> Task inputs:
-=-=-=-=-

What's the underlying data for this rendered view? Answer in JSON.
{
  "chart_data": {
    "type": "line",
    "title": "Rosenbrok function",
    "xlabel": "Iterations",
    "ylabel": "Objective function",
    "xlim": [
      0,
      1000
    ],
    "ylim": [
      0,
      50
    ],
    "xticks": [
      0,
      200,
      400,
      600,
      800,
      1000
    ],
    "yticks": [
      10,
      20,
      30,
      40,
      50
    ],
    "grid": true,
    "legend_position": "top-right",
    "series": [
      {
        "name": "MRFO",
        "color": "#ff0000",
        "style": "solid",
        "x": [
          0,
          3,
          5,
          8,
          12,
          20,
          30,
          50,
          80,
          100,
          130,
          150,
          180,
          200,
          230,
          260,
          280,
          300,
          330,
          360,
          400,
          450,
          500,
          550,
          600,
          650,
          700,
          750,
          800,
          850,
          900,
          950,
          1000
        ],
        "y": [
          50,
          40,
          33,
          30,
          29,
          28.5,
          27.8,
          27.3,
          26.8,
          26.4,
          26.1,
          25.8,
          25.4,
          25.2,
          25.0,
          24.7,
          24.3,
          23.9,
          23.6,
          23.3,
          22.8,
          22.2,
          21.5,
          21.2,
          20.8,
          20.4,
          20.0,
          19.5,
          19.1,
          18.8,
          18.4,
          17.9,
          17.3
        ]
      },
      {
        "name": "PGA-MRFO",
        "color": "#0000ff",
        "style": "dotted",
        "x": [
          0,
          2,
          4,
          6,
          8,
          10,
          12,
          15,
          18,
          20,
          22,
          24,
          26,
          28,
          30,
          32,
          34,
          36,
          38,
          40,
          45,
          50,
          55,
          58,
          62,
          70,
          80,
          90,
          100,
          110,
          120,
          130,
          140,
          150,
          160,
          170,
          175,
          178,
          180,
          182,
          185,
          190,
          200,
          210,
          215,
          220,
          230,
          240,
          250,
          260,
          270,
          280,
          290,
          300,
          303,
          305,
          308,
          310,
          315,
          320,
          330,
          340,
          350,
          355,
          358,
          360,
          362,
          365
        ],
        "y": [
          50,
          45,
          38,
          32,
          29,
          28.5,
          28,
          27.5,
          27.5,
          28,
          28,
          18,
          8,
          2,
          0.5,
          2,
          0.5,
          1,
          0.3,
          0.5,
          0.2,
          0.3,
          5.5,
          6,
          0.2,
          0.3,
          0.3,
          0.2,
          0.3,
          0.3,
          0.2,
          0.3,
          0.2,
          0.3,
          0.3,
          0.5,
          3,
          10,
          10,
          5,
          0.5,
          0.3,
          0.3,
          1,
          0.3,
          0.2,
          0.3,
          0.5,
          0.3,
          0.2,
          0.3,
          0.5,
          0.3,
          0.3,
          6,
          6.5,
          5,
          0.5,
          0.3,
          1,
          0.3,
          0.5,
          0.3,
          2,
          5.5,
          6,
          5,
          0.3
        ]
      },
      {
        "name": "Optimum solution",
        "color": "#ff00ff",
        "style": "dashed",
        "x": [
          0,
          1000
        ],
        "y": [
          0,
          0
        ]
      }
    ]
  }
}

-=-=-=-=-

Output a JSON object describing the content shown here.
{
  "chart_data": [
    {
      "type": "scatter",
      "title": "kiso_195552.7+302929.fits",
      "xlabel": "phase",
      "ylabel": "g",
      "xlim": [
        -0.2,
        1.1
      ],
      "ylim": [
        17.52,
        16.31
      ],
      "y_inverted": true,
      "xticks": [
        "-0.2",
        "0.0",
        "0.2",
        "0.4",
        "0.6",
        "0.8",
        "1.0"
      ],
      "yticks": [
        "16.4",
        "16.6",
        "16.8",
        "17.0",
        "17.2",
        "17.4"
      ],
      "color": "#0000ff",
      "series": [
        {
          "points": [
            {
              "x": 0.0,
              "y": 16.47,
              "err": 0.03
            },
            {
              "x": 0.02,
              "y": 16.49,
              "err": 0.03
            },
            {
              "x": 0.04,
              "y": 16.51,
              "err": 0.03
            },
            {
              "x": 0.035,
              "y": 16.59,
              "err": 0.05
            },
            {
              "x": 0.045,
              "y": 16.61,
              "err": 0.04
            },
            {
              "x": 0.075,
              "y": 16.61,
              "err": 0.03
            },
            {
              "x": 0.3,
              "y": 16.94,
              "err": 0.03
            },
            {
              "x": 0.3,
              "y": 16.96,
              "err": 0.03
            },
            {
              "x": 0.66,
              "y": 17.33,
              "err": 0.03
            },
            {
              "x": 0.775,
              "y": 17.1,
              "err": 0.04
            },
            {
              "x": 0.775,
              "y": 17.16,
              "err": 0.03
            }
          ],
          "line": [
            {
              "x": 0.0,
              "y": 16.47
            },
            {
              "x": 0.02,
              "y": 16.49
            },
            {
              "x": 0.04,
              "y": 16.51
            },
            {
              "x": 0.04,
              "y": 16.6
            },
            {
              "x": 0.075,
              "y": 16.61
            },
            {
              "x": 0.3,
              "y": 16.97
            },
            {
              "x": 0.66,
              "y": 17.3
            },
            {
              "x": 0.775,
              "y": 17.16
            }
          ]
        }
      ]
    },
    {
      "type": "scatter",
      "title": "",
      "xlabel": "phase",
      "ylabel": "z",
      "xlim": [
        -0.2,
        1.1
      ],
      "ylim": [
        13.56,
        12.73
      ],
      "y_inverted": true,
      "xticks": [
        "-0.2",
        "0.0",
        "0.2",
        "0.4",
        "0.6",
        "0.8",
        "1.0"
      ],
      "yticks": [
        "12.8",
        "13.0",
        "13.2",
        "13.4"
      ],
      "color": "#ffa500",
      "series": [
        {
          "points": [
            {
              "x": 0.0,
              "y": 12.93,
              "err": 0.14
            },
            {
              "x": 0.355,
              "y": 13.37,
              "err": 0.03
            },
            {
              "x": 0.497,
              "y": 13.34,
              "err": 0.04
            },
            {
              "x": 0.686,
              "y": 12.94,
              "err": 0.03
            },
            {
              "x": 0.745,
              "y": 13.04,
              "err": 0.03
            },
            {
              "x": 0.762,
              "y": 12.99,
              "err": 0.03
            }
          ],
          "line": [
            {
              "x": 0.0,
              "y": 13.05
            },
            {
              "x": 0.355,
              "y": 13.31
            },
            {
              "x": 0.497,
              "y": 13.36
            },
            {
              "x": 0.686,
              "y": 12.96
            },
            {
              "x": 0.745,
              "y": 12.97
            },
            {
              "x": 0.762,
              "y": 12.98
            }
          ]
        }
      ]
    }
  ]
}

-=-=-=-=-

> Stated exercise:
In the records above, locate every line with the string "title" and copy it.

> Output of the task:
    "title": "Rosenbrok function",
      "title": "kiso_195552.7+302929.fits",
      "title": "",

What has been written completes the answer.